start THE INPUT

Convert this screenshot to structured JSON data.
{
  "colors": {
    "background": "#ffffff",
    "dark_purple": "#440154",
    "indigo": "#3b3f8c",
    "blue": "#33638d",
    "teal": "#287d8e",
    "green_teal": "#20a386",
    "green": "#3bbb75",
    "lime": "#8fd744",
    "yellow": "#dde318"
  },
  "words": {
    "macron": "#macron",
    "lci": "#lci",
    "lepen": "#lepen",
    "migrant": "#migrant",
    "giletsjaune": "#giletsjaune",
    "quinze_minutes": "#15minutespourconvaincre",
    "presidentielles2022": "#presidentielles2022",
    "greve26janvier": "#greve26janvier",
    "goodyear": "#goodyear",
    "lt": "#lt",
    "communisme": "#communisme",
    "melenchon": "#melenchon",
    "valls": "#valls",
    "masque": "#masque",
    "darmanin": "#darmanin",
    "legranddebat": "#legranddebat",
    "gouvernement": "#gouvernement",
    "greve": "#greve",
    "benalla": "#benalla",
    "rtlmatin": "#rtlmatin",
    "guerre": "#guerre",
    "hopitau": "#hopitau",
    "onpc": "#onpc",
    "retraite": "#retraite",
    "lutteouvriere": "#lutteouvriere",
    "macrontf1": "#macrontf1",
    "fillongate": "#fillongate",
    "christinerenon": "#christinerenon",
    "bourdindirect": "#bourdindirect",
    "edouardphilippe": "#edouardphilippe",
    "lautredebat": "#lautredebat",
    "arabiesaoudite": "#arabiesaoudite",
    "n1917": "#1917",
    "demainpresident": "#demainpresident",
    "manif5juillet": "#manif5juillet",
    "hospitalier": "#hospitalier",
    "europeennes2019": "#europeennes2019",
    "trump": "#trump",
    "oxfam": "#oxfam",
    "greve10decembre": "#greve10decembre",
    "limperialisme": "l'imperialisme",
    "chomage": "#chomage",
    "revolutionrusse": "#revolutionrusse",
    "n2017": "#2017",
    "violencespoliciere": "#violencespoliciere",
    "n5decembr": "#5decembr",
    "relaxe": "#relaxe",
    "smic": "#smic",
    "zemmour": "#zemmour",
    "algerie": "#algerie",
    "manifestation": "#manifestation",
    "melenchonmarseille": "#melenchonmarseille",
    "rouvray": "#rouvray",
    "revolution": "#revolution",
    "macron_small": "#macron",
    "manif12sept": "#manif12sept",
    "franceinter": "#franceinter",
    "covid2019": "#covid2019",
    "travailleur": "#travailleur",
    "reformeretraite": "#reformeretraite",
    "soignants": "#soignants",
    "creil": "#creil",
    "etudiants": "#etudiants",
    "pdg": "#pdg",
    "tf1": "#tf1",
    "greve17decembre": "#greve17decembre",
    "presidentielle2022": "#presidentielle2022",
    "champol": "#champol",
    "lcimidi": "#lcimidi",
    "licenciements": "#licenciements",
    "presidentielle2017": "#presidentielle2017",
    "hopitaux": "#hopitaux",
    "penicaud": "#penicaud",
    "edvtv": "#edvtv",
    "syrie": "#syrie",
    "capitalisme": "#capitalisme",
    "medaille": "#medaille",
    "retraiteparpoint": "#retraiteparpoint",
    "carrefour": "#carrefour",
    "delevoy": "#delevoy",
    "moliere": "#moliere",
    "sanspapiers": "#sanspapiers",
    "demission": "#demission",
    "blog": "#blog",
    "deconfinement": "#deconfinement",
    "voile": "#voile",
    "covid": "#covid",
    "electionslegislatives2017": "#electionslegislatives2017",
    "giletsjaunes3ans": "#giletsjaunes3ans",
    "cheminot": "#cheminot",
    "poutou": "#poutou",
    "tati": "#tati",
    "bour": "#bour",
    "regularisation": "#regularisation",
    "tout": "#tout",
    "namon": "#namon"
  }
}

end THE INPUT

EXERCISE DESCRIPTION —
Please restate the whole listing word for word.

WRITTEN RESPONSE —
Convert this screenshot to structured JSON data.
{
  "colors": {
    "background": "#ffffff",
    "dark_purple": "#440154",
    "indigo": "#3b3f8c",
    "blue": "#33638d",
    "teal": "#287d8e",
    "green_teal": "#20a386",
    "green": "#3bbb75",
    "lime": "#8fd744",
    "yellow": "#dde318"
  },
  "words": {
    "macron": "#macron",
    "lci": "#lci",
    "lepen": "#lepen",
    "migrant": "#migrant",
    "giletsjaune": "#giletsjaune",
    "quinze_minutes": "#15minutespourconvaincre",
    "presidentielles2022": "#presidentielles2022",
    "greve26janvier": "#greve26janvier",
    "goodyear": "#goodyear",
    "lt": "#lt",
    "communisme": "#communisme",
    "melenchon": "#melenchon",
    "valls": "#valls",
    "masque": "#masque",
    "darmanin": "#darmanin",
    "legranddebat": "#legranddebat",
    "gouvernement": "#gouvernement",
    "greve": "#greve",
    "benalla": "#benalla",
    "rtlmatin": "#rtlmatin",
    "guerre": "#guerre",
    "hopitau": "#hopitau",
    "onpc": "#onpc",
    "retraite": "#retraite",
    "lutteouvriere": "#lutteouvriere",
    "macrontf1": "#macrontf1",
    "fillongate": "#fillongate",
    "christinerenon": "#christinerenon",
    "bourdindirect": "#bourdindirect",
    "edouardphilippe": "#edouardphilippe",
    "lautredebat": "#lautredebat",
    "arabiesaoudite": "#arabiesaoudite",
    "n1917": "#1917",
    "demainpresident": "#demainpresident",
    "manif5juillet": "#manif5juillet",
    "hospitalier": "#hospitalier",
    "europeennes2019": "#europeennes2019",
    "trump": "#trump",
    "oxfam": "#oxfam",
    "greve10decembre": "#greve10decembre",
    "limperialisme": "l'imperialisme",
    "chomage": "#chomage",
    "revolutionrusse": "#revolutionrusse",
    "n2017": "#2017",
    "violencespoliciere": "#violencespoliciere",
    "n5decembr": "#5decembr",
    "relaxe": "#relaxe",
    "smic": "#smic",
    "zemmour": "#zemmour",
    "algerie": "#algerie",
    "manifestation": "#manifestation",
    "melenchonmarseille": "#melenchonmarseille",
    "rouvray": "#rouvray",
    "revolution": "#revolution",
    "macron_small": "#macron",
    "manif12sept": "#manif12sept",
    "franceinter": "#franceinter",
    "covid2019": "#covid2019",
    "travailleur": "#travailleur",
    "reformeretraite": "#reformeretraite",
    "soignants": "#soignants",
    "creil": "#creil",
    "etudiants": "#etudiants",
    "pdg": "#pdg",
    "tf1": "#tf1",
    "greve17decembre": "#greve17decembre",
    "presidentielle2022": "#presidentielle2022",
    "champol": "#champol",
    "lcimidi": "#lcimidi",
    "licenciements": "#licenciements",
    "presidentielle2017": "#presidentielle2017",
    "hopitaux": "#hopitaux",
    "penicaud": "#penicaud",
    "edvtv": "#edvtv",
    "syrie": "#syrie",
    "capitalisme": "#capitalisme",
    "medaille": "#medaille",
    "retraiteparpoint": "#retraiteparpoint",
    "carrefour": "#carrefour",
    "delevoy": "#delevoy",
    "moliere": "#moliere",
    "sanspapiers": "#sanspapiers",
    "demission": "#demission",
    "blog": "#blog",
    "deconfinement": "#deconfinement",
    "voile": "#voile",
    "covid": "#covid",
    "electionslegislatives2017": "#electionslegislatives2017",
    "giletsjaunes3ans": "#giletsjaunes3ans",
    "cheminot": "#cheminot",
    "poutou": "#poutou",
    "tati": "#tati",
    "bour": "#bour",
    "regularisation": "#regularisation",
    "tout": "#tout",
    "namon": "#namon"
  }
}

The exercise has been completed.